Stated goal → Read the entries below and pull out each line with the string "массой".

Data to use →
"""

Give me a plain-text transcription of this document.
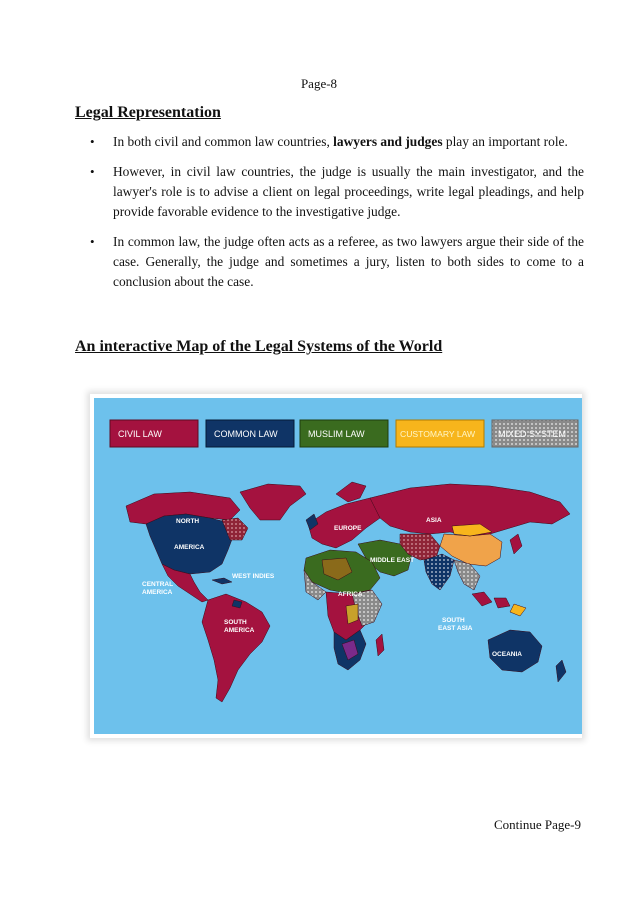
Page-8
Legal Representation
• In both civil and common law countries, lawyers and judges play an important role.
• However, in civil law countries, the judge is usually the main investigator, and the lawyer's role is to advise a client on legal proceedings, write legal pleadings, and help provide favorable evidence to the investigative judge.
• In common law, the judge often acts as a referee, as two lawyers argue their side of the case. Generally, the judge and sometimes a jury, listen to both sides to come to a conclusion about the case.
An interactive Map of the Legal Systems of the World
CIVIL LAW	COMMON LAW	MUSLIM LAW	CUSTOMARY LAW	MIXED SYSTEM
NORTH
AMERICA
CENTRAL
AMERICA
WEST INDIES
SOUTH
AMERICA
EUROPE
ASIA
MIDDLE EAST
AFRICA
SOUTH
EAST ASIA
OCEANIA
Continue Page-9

"""
"""

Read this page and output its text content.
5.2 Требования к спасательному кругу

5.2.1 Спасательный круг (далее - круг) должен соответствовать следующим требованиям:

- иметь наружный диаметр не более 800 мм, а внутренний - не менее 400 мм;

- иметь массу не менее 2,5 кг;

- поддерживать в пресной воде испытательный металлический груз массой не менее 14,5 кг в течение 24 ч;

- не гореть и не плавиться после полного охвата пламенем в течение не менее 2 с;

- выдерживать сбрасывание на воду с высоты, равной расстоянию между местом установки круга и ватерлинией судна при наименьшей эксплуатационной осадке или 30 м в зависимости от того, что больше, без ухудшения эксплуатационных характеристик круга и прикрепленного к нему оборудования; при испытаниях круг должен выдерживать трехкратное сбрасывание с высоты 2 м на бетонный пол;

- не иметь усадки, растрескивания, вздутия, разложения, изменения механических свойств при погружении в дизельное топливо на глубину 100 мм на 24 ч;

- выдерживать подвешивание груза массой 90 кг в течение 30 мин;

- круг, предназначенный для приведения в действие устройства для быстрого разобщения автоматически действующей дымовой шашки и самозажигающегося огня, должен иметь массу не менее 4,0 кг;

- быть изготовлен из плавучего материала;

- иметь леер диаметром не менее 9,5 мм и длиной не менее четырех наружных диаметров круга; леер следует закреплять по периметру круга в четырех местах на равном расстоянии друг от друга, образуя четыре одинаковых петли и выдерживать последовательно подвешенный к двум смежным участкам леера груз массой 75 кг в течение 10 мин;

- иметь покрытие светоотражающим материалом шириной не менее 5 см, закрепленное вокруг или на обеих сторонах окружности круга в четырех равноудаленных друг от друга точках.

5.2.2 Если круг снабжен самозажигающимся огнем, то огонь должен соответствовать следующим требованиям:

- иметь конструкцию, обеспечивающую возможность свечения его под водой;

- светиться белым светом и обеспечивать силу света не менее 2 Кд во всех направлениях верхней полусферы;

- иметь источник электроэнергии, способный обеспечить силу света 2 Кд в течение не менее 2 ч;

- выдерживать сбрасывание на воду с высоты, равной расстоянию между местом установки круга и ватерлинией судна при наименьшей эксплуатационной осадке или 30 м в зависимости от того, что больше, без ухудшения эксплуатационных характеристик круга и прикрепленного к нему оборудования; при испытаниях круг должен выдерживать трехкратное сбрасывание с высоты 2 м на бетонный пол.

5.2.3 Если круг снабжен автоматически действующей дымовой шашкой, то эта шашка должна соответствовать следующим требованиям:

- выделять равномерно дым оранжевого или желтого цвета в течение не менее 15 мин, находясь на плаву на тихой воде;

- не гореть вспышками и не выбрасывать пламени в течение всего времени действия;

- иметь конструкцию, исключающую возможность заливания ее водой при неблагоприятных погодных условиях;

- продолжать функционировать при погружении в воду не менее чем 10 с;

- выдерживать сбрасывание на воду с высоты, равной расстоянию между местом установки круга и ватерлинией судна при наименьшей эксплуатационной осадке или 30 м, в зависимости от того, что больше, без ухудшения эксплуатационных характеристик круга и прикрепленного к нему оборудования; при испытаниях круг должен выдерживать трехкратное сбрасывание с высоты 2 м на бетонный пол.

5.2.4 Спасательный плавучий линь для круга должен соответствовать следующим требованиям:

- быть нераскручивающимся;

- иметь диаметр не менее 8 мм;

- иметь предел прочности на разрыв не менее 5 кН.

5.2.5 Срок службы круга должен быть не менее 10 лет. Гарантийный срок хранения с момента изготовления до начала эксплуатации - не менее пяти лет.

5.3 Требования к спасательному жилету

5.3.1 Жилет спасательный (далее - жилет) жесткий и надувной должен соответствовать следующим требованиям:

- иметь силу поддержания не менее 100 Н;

"""

Correct output →
- поддерживать в пресной воде испытательный металлический груз массой не менее 14,5 кг в течение 24 ч;
- выдерживать подвешивание груза массой 90 кг в течение 30 мин;
- иметь леер диаметром не менее 9,5 мм и длиной не менее четырех наружных диаметров круга; леер следует закреплять по периметру круга в четырех местах на равном расстоянии друг от друга, образуя четыре одинаковых петли и выдерживать последовательно подвешенный к двум смежным участкам леера груз массой 75 кг в течение 10 мин;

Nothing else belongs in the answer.